### Belge
* * * * *
Öne Çıkan Yayın

BOSNA'DA YAŞAM (AVANTAJLAR / DEZAVANTAJLAR)

İnsanın yabancı ülkede yaşamasının hem avantajları hem de zorlukları var. Öncelikle farklı bir kültürü, farklı bir milleti tanımak cidden...

23 Haziran 2015 Salı

KISA SIRBİSTAN VE ÜSKÜP TURU

Eşimin görevi nedeniyle ailece yurt dışına seyahat etmemiz çeşitli prosedürlere tabii. Ancak Mayıs ayının sonunda iki günlük bir görev nedeniyle Sırbistan üzerinden Üsküp’e yol alıyoruz. Boşnak dostumuz (ve aynı zamanda Boşnakça öğretmenim) Naida da bize eşlik ediyor. Uzun yol için bir gece öncesinden midemi bulandırmaya ve kendimi korkutmaya başlıyorum. Hatta kaza kabusları görüp, rüyamda birkaç kez ölüyorum. Allah’a şükür sağ salim döndük ki, yazabiliyorum. Bosna’dan Makedonya’ya uçak seferi yok, mecburen otobüsle veya özel araçla gideceksiniz. Otobüs yolculuğu 14-16 saati buluyor, biz ise özel araçla yaklaşık 9 saatte varıyoruz. Ne yazık ki yollarda otoban çok az. Alabildiğine virajlı yollarla durmadan tepelere tırmanıyor, iniyor, tenha ormanlardan geçiyorsunuz. Hani başınıza bir şey gelse kimselerin duymayacağı cinsten sakin ve bir o kadar cennet yollardan. Bazı yerlerde durmak ve o sonsuz yeşilliği doya doya seyretmek istiyorum ama yolun uzunluğu ve sürenin kısıtlı oluşu buna izin vermiyor. 

Bosna Hersek sınırları içindeki Rebuplika Srpska bölgesinden geçerken bir miktar ürperdiğimi söyleyebilirim. Bosna içinde birlik olmayı hiçbir şekilde kabul etmeyen Sırpların yaşadığı bu özerk cumhuriyette Boşnaklar ve Müslümanlara karşı bir hayli olumsuz bir bakış açısı olduğu söyleniyor. Biz sadece araç içinde geçiş yaptığımız için gidiş ve dönüş yolunda herhangi bir kötü hatıra yaşamıyoruz ancak Bosna halkının bu konuda çok sayıda tecrübesi var. Bilhassa Müslüman olduğunuz dış görüntünüzden de belli ise, sözlü saldırılara muhakkak maruz kalındığını dile getiriyorlar. Ancak Sırbistan’da ise bu muamelenin tam tersi ile karşılanıyorsunuz. Yine tanıştığım çoğu insandan dinlediğim kadarıyla Türk olduğunuzu öğrenen Sırplar bir hayli dost canlısı davranıyorlarmış. Nitekim biz de yol tarifi sorarken veya pasaport kontrollerinde gayet güler yüzle karşılanıyoruz. Bu durum elbette politik. Bosna sınırları içindeki Sırpların çoğunluğu, Bosna’nın bağımsız bir ülke olmak yerine Sırbistan yönetimine tabii olmasını ve azınlık olarak muamele görmesini istiyor.
* * * * *
### Veri İçeriği
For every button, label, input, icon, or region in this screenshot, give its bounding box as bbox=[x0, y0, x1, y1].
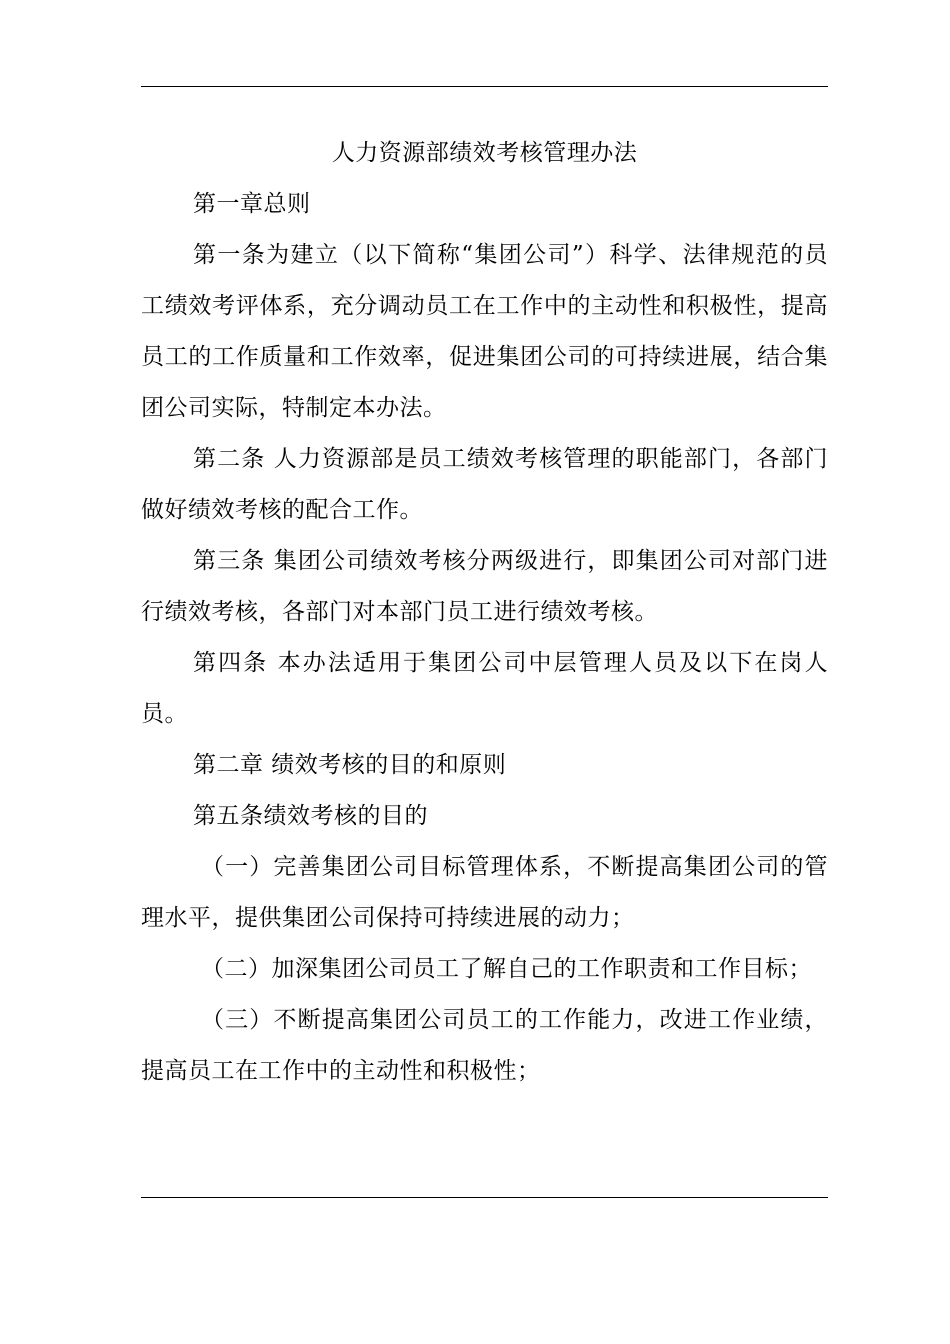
* * * * *
### Yapılacaklar
(1) Aşağıdaki ifadelerin yukarıdaki Sırbistan ve Üsküp yolculuğu yazısıyla uyuşup uyuşmadığını evet ya da hayır diye belirtin ve her cevabı yazıdaki belirleyici sözleri aynen alıntılayarak destekleyin: (a) Bosna'dan Makedonya'ya uçak seferi vardır. (b) Özel araçla yolculuk yaklaşık 9 saat sürmüştür. (c) Yolcular Rebuplika Srpska'dan geçerken kötü bir olay yaşamıştır.
(2) Sırbistan ve Üsküp yolculuğunu anlatan yazıyı son cümlesinden itibaren sürdürün.

### Cevaplar
(1)
(a) Hayır: "Bosna’dan Makedonya’ya uçak seferi yok"
(b) Evet: "biz ise özel araçla yaklaşık 9 saatte varıyoruz"
(c) Hayır: "gidiş ve dönüş yolunda herhangi bir kötü hatıra yaşamıyoruz"

(2)
Sırbistan’da yaşayan Sırplar ise daha az politik, Avrupa Birliğine girebilme ve standartlarını yükseltme peşindeler. Ayrıca Türkiye ile yapılan ticaret ve Türk turist sayısı ciddi oranda arttığı için Türk insanına karşı da uzun zamandır sempati besliyorlar. Sırbistan boyunca yolda rastladığımız kamyonların yarıdan fazlası Türkiye plakalı idi. Bosna’da olduğu gibi Sırbistan’da da çok sayıda Türk menşeli ürün bulunuyor.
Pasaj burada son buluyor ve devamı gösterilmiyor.